Collected data
• • • • • • •

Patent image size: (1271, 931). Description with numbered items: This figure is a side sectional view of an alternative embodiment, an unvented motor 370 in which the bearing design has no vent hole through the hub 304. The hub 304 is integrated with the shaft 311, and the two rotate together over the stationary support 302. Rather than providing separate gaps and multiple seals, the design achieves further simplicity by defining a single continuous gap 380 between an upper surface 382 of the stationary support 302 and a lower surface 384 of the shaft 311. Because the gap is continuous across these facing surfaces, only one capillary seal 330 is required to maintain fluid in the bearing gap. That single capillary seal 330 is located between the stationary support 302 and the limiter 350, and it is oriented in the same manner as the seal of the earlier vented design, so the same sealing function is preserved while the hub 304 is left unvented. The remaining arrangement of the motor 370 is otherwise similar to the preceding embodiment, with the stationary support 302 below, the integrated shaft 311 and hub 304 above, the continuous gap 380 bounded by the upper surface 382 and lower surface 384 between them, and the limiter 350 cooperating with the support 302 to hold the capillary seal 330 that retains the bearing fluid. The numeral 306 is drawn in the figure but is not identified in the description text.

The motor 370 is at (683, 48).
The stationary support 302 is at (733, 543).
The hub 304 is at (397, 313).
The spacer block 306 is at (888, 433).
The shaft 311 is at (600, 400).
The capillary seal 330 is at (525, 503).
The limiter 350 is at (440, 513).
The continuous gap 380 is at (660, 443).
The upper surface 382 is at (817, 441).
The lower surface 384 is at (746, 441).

• • • • • • •

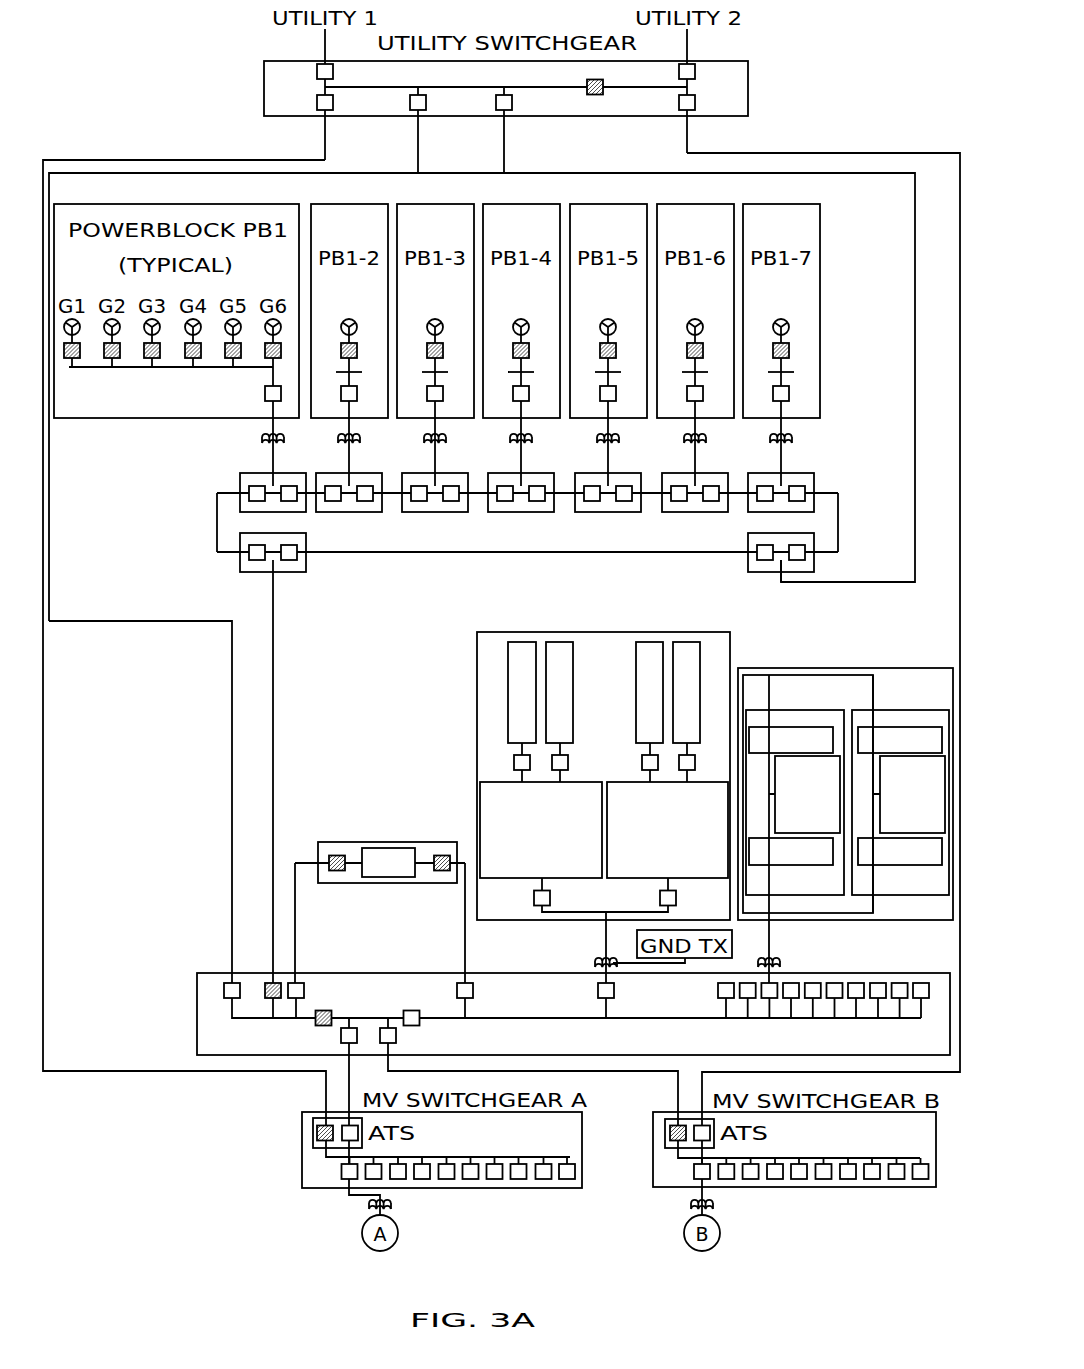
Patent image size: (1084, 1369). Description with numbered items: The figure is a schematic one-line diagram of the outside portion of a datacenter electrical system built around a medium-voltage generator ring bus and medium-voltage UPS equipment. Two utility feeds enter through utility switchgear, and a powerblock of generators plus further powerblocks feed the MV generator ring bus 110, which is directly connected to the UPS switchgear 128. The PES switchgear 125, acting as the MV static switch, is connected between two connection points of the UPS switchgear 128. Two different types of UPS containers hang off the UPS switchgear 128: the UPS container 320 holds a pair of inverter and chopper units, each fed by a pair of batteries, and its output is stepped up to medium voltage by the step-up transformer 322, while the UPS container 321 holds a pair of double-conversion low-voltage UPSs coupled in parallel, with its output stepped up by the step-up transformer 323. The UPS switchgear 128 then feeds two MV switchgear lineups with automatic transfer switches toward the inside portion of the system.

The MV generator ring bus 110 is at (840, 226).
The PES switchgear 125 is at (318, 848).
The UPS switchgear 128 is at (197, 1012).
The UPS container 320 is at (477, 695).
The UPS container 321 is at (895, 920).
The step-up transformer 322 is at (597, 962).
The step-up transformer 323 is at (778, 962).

• • • • • • •

**The problem:** Transcribe the lines from the line with "Patent image size: (1271, 931)." to the line with "The upper surface 382 is at (817, 441).", keeping each one unchanged.

**The solution:**
Patent image size: (1271, 931). Description with numbered items: This figure is a side sectional view of an alternative embodiment, an unvented motor 370 in which the bearing design has no vent hole through the hub 304. The hub 304 is integrated with the shaft 311, and the two rotate together over the stationary support 302. Rather than providing separate gaps and multiple seals, the design achieves further simplicity by defining a single continuous gap 380 between an upper surface 382 of the stationary support 302 and a lower surface 384 of the shaft 311. Because the gap is continuous across these facing surfaces, only one capillary seal 330 is required to maintain fluid in the bearing gap. That single capillary seal 330 is located between the stationary support 302 and the limiter 350, and it is oriented in the same manner as the seal of the earlier vented design, so the same sealing function is preserved while the hub 304 is left unvented. The remaining arrangement of the motor 370 is otherwise similar to the preceding embodiment, with the stationary support 302 below, the integrated shaft 311 and hub 304 above, the continuous gap 380 bounded by the upper surface 382 and lower surface 384 between them, and the limiter 350 cooperating with the support 302 to hold the capillary seal 330 that retains the bearing fluid. The numeral 306 is drawn in the figure but is not identified in the description text.

The motor 370 is at (683, 48).
The stationary support 302 is at (733, 543).
The hub 304 is at (397, 313).
The spacer block 306 is at (888, 433).
The shaft 311 is at (600, 400).
The capillary seal 330 is at (525, 503).
The limiter 350 is at (440, 513).
The continuous gap 380 is at (660, 443).
The upper surface 382 is at (817, 441).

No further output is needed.